_SHORT PROBLEM_.
Using the records below, give the number of lines where the word "time" appears, with no further output.

--- BEGIN ---

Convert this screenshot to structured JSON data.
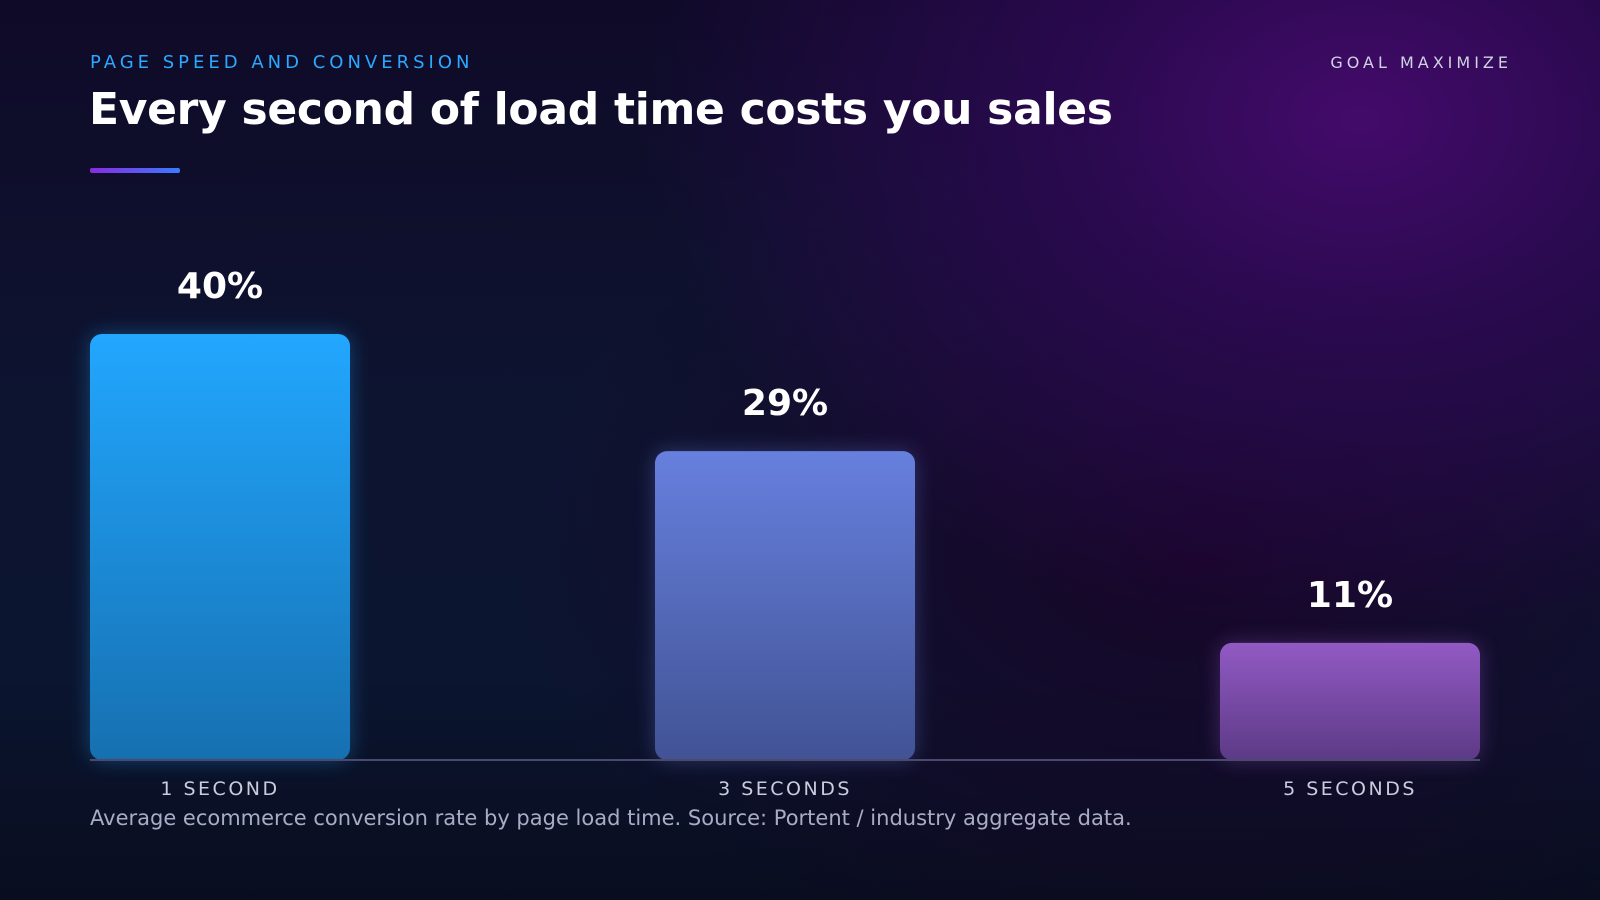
{
  "header": {
    "eyebrow": "PAGE SPEED AND CONVERSION",
    "tag": "GOAL MAXIMIZE",
    "title": "Every second of load time costs you sales"
  },
  "caption": "Average ecommerce conversion rate by page load time. Source: Portent / industry aggregate data.",
  "chart_data": {
    "type": "bar",
    "categories": [
      "1 SECOND",
      "3 SECONDS",
      "5 SECONDS"
    ],
    "values": [
      40,
      29,
      11
    ],
    "value_labels": [
      "40%",
      "29%",
      "11%"
    ],
    "ylim": [
      0,
      40
    ],
    "grid": false,
    "colors": [
      [
        "#22a7ff",
        "#1670b0"
      ],
      [
        "#6780de",
        "#415394"
      ],
      [
        "#925ac4",
        "#5c3a86"
      ]
    ],
    "axis_color": "#4a4a6e"
  }
}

--- END ---

_SOLUTION_.
2